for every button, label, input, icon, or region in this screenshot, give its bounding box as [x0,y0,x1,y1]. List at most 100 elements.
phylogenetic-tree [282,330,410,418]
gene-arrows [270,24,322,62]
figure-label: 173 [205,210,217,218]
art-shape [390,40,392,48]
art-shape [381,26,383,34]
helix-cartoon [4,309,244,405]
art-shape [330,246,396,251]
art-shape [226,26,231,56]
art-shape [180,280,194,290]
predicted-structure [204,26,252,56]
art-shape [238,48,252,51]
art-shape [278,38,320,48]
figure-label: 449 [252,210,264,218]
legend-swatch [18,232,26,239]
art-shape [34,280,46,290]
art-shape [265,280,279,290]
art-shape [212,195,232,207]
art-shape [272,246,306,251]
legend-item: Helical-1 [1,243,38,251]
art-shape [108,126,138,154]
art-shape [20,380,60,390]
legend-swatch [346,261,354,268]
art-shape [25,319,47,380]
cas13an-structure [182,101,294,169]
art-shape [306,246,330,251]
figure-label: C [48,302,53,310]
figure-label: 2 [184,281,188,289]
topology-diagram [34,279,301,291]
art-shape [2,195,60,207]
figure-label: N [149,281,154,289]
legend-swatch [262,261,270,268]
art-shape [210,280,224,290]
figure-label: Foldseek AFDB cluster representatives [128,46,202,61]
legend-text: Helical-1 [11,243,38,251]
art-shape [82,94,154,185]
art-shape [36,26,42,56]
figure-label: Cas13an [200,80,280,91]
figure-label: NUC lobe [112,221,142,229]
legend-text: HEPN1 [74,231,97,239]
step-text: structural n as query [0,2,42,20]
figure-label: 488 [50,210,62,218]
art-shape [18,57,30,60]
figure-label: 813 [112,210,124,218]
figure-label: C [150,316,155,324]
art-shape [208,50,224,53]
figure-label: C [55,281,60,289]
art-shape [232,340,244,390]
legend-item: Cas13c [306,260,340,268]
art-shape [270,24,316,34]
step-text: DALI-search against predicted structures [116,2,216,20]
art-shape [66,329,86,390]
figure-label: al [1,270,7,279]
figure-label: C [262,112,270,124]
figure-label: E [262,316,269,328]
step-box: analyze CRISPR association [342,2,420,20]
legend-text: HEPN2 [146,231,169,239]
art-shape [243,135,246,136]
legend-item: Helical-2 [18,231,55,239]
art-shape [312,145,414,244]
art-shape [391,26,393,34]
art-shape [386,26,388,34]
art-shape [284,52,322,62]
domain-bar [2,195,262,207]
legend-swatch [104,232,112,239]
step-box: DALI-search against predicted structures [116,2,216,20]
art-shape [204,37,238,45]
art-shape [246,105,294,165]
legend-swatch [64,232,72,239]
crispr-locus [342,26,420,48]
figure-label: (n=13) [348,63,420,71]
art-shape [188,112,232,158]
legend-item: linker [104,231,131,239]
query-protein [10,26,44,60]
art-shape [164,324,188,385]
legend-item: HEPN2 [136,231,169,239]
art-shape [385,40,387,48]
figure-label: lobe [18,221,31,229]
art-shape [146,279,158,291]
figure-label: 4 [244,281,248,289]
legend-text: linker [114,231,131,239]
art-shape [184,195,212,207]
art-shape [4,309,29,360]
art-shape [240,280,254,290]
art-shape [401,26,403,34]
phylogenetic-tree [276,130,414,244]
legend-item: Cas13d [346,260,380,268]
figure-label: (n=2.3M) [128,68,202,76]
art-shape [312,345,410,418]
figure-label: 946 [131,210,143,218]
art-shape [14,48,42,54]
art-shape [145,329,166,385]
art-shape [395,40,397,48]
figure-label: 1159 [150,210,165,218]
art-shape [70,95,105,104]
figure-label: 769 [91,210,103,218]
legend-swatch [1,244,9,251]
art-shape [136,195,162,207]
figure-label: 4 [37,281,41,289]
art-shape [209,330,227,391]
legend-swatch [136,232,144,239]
============
Your goal: Find the word "DALI" in the material, then list each line that holds it.

Answer area:
step-text: DALI-search against predicted structures [116,2,216,20]
step-box: DALI-search against predicted structures [116,2,216,20]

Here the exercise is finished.